Extracted data entries

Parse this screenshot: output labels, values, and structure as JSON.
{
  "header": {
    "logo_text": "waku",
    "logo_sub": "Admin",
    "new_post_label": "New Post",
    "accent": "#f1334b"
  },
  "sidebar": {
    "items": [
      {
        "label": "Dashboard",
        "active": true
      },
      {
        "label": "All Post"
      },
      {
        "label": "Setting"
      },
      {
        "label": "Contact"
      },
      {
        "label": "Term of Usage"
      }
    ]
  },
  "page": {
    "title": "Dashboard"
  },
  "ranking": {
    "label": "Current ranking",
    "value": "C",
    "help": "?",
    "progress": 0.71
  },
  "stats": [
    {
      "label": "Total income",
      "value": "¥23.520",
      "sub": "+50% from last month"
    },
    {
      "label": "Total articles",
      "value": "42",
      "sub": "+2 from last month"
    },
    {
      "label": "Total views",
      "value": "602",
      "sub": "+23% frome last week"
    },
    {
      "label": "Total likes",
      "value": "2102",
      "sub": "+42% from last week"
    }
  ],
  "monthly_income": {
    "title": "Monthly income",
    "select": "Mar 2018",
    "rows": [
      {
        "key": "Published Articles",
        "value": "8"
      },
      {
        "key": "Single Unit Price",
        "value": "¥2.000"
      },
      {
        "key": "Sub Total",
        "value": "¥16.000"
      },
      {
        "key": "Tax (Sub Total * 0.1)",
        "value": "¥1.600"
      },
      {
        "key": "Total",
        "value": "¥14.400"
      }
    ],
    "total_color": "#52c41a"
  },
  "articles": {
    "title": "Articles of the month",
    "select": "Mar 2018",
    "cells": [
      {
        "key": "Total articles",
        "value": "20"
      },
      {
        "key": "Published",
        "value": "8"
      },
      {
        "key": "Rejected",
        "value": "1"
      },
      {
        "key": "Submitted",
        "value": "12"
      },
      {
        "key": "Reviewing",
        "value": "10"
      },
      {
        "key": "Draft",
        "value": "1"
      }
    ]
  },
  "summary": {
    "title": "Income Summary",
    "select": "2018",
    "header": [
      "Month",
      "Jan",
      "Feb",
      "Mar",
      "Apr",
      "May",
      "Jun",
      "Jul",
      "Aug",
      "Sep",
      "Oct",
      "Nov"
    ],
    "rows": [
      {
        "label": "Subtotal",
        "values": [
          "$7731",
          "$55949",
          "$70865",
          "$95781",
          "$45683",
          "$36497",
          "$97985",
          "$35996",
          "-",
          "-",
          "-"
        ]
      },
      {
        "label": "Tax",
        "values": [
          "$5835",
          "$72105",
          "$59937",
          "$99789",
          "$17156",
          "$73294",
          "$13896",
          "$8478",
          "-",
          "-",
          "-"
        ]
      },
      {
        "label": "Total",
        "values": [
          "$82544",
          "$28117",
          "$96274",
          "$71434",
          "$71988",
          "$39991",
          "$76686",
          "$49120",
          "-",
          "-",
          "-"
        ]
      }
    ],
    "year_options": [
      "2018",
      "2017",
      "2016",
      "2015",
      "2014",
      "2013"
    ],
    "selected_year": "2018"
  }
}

◆ Exercise details
Please set down the whole listing above without altering a single line.

◆ Answer to this task
Parse this screenshot: output labels, values, and structure as JSON.
{
  "header": {
    "logo_text": "waku",
    "logo_sub": "Admin",
    "new_post_label": "New Post",
    "accent": "#f1334b"
  },
  "sidebar": {
    "items": [
      {
        "label": "Dashboard",
        "active": true
      },
      {
        "label": "All Post"
      },
      {
        "label": "Setting"
      },
      {
        "label": "Contact"
      },
      {
        "label": "Term of Usage"
      }
    ]
  },
  "page": {
    "title": "Dashboard"
  },
  "ranking": {
    "label": "Current ranking",
    "value": "C",
    "help": "?",
    "progress": 0.71
  },
  "stats": [
    {
      "label": "Total income",
      "value": "¥23.520",
      "sub": "+50% from last month"
    },
    {
      "label": "Total articles",
      "value": "42",
      "sub": "+2 from last month"
    },
    {
      "label": "Total views",
      "value": "602",
      "sub": "+23% frome last week"
    },
    {
      "label": "Total likes",
      "value": "2102",
      "sub": "+42% from last week"
    }
  ],
  "monthly_income": {
    "title": "Monthly income",
    "select": "Mar 2018",
    "rows": [
      {
        "key": "Published Articles",
        "value": "8"
      },
      {
        "key": "Single Unit Price",
        "value": "¥2.000"
      },
      {
        "key": "Sub Total",
        "value": "¥16.000"
      },
      {
        "key": "Tax (Sub Total * 0.1)",
        "value": "¥1.600"
      },
      {
        "key": "Total",
        "value": "¥14.400"
      }
    ],
    "total_color": "#52c41a"
  },
  "articles": {
    "title": "Articles of the month",
    "select": "Mar 2018",
    "cells": [
      {
        "key": "Total articles",
        "value": "20"
      },
      {
        "key": "Published",
        "value": "8"
      },
      {
        "key": "Rejected",
        "value": "1"
      },
      {
        "key": "Submitted",
        "value": "12"
      },
      {
        "key": "Reviewing",
        "value": "10"
      },
      {
        "key": "Draft",
        "value": "1"
      }
    ]
  },
  "summary": {
    "title": "Income Summary",
    "select": "2018",
    "header": [
      "Month",
      "Jan",
      "Feb",
      "Mar",
      "Apr",
      "May",
      "Jun",
      "Jul",
      "Aug",
      "Sep",
      "Oct",
      "Nov"
    ],
    "rows": [
      {
        "label": "Subtotal",
        "values": [
          "$7731",
          "$55949",
          "$70865",
          "$95781",
          "$45683",
          "$36497",
          "$97985",
          "$35996",
          "-",
          "-",
          "-"
        ]
      },
      {
        "label": "Tax",
        "values": [
          "$5835",
          "$72105",
          "$59937",
          "$99789",
          "$17156",
          "$73294",
          "$13896",
          "$8478",
          "-",
          "-",
          "-"
        ]
      },
      {
        "label": "Total",
        "values": [
          "$82544",
          "$28117",
          "$96274",
          "$71434",
          "$71988",
          "$39991",
          "$76686",
          "$49120",
          "-",
          "-",
          "-"
        ]
      }
    ],
    "year_options": [
      "2018",
      "2017",
      "2016",
      "2015",
      "2014",
      "2013"
    ],
    "selected_year": "2018"
  }
}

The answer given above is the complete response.